Objective 1:
Quote the forum thread about the Tor Browser Bundle on FreeBSD, starting with "Finally, install www/linux-firefox" and going on through "is just unreasonable.".
Objective 2:
In the forum thread about the Tor Browser Bundle on FreeBSD, which package does the opening post say to install for testing?
Objective 3:
Carry on the forum thread about the Tor Browser Bundle on FreeBSD from its last sentence.

Excerpt:

----------------------------------------

Please, download all required dependencies from this GH repository.

Finally, install www/linux-firefox to test it.


----------



## yurivict (Apr 12, 2015)

TBB is inherently unsafe, and not worth the effort to be ported to FreeBSD. It is unable to completely separate tor browser and the rest of the system. As a result, TBB users are typically recommended to avoid using JavaScript, Flash, and to not go to particular pages. This is just unreasonable.

The only reason why TBB is created and promoted by the TorProject foundation is that it is very easy to install for the mass user, and they are willing to close their eyes on the associated security problems in TBB. They see it as a necessary evil in order to mass-promote their tor router (which itself is IMO a very good and secure product). Many bugs will yet be found in it in the future due to the complexity of their codebase.

----------------------------------------

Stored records
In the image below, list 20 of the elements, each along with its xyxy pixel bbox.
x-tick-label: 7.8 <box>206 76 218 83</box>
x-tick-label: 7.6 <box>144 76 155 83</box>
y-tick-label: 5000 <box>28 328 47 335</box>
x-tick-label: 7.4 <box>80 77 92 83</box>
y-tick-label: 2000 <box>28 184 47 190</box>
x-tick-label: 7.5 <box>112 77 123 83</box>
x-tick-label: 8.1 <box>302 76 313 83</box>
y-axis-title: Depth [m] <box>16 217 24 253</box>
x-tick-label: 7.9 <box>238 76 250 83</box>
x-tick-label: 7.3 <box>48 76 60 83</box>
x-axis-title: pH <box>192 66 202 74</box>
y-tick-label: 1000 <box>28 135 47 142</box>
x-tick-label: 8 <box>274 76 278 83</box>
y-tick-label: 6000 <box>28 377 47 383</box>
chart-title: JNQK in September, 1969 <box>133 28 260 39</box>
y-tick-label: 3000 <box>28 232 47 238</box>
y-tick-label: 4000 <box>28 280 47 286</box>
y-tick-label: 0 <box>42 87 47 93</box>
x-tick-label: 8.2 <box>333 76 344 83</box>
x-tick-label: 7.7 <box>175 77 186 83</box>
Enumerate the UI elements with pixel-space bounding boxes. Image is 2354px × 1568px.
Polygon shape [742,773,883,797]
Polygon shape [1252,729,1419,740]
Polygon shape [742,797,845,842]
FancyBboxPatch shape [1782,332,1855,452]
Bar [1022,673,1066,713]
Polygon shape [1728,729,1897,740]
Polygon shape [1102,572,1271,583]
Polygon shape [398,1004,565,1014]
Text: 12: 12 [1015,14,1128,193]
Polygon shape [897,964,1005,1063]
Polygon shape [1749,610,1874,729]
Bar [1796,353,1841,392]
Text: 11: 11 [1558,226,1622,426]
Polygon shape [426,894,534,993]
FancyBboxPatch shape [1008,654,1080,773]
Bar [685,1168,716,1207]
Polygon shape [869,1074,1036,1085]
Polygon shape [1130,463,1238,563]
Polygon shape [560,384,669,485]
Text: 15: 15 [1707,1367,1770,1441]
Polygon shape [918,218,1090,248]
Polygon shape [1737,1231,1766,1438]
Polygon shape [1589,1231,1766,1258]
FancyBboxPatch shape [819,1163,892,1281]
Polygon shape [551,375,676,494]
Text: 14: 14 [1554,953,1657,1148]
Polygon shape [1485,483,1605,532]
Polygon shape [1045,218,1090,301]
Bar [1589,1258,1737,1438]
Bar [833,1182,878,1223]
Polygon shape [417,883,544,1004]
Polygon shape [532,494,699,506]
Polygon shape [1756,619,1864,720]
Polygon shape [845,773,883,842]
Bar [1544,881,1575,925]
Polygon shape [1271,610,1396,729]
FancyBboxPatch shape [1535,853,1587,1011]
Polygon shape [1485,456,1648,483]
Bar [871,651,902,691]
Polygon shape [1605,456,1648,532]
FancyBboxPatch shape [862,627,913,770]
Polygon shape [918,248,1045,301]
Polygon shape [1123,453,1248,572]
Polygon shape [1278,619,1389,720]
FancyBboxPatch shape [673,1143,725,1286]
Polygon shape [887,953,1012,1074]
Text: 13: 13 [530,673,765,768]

----------------------------------------

Output 1:
Finally, install www/linux-firefox to test it.


----------



## yurivict (Apr 12, 2015)

TBB is inherently unsafe, and not worth the effort to be ported to FreeBSD. It is unable to completely separate tor browser and the rest of the system. As a result, TBB users are typically recommended to avoid using JavaScript, Flash, and to not go to particular pages. This is just unreasonable.

Output 2:
www/linux-firefox

Output 3:
TBB is okay for Windows users, for Linux mass users, etc. But there are way better solutions in FreeBSD, and in general.

One better solution is Whonix: https://www.whonix.org/. Your favorite OS runs in the VM with another VM acting as a tor router.

Another solution I just designed and implemented myself: vbox-to-tor https://github.com/yurivict/freebsd-vbox-to-tor
It allows to connect any VirtualBox VM to the tor instance without any overhead. So any OS running in VM can be connected to the tor running on the host.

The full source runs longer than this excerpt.